BEGIN Data to use

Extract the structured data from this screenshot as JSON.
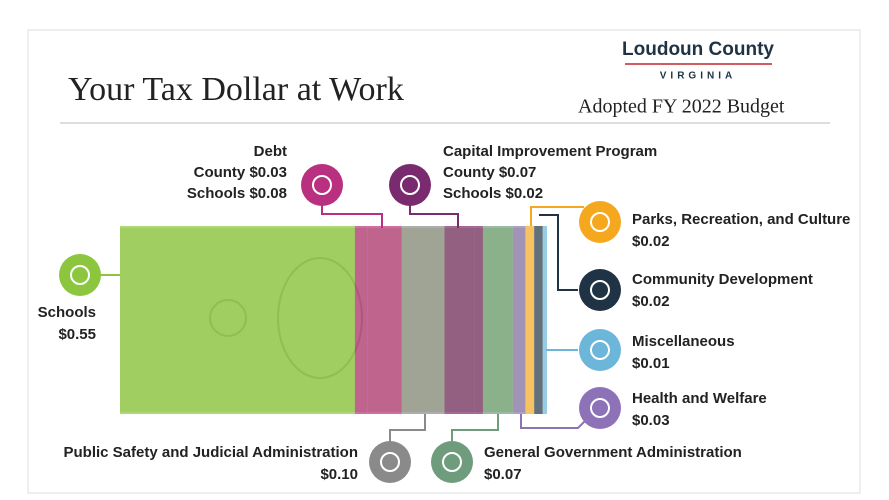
{
  "header": {
    "title": "Your Tax Dollar at Work",
    "subtitle": "Adopted FY 2022 Budget",
    "logo": "Loudoun County",
    "logo_state": "VIRGINIA"
  },
  "segments": [
    {
      "name": "Schools",
      "value": 0.55,
      "value_label": "$0.55",
      "color": "#8cc63f"
    },
    {
      "name": "Debt",
      "color": "#b8307f",
      "items": [
        {
          "label": "County",
          "value": 0.03,
          "value_label": "$0.03"
        },
        {
          "label": "Schools",
          "value": 0.08,
          "value_label": "$0.08"
        }
      ]
    },
    {
      "name": "Public Safety and Judicial Administration",
      "value": 0.1,
      "value_label": "$0.10",
      "color": "#8a8a8a"
    },
    {
      "name": "Capital Improvement Program",
      "color": "#7a2a6e",
      "items": [
        {
          "label": "County",
          "value": 0.07,
          "value_label": "$0.07"
        },
        {
          "label": "Schools",
          "value": 0.02,
          "value_label": "$0.02"
        }
      ]
    },
    {
      "name": "General Government Administration",
      "value": 0.07,
      "value_label": "$0.07",
      "color": "#6e9c7c"
    },
    {
      "name": "Health and Welfare",
      "value": 0.03,
      "value_label": "$0.03",
      "color": "#8d72b8"
    },
    {
      "name": "Parks, Recreation, and Culture",
      "value": 0.02,
      "value_label": "$0.02",
      "color": "#f5a81e"
    },
    {
      "name": "Community Development",
      "value": 0.02,
      "value_label": "$0.02",
      "color": "#1f3344"
    },
    {
      "name": "Miscellaneous",
      "value": 0.01,
      "value_label": "$0.01",
      "color": "#6bb6d9"
    }
  ]
}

END Data to use

__Task description__.
Exclude the pictures. Write out the remaining data exactly.

__Solution to this task__.
Extract the structured data from this screenshot as JSON.
{
  "header": {
    "title": "Your Tax Dollar at Work",
    "subtitle": "Adopted FY 2022 Budget",
    "logo": "Loudoun County",
    "logo_state": "VIRGINIA"
  },
  "segments": [
    {
      "name": "Schools",
      "value": 0.55,
      "value_label": "$0.55",
      "color": "#8cc63f"
    },
    {
      "name": "Debt",
      "color": "#b8307f",
      "items": [
        {
          "label": "County",
          "value": 0.03,
          "value_label": "$0.03"
        },
        {
          "label": "Schools",
          "value": 0.08,
          "value_label": "$0.08"
        }
      ]
    },
    {
      "name": "Public Safety and Judicial Administration",
      "value": 0.1,
      "value_label": "$0.10",
      "color": "#8a8a8a"
    },
    {
      "name": "Capital Improvement Program",
      "color": "#7a2a6e",
      "items": [
        {
          "label": "County",
          "value": 0.07,
          "value_label": "$0.07"
        },
        {
          "label": "Schools",
          "value": 0.02,
          "value_label": "$0.02"
        }
      ]
    },
    {
      "name": "General Government Administration",
      "value": 0.07,
      "value_label": "$0.07",
      "color": "#6e9c7c"
    },
    {
      "name": "Health and Welfare",
      "value": 0.03,
      "value_label": "$0.03",
      "color": "#8d72b8"
    },
    {
      "name": "Parks, Recreation, and Culture",
      "value": 0.02,
      "value_label": "$0.02",
      "color": "#f5a81e"
    },
    {
      "name": "Community Development",
      "value": 0.02,
      "value_label": "$0.02",
      "color": "#1f3344"
    },
    {
      "name": "Miscellaneous",
      "value": 0.01,
      "value_label": "$0.01",
      "color": "#6bb6d9"
    }
  ]
}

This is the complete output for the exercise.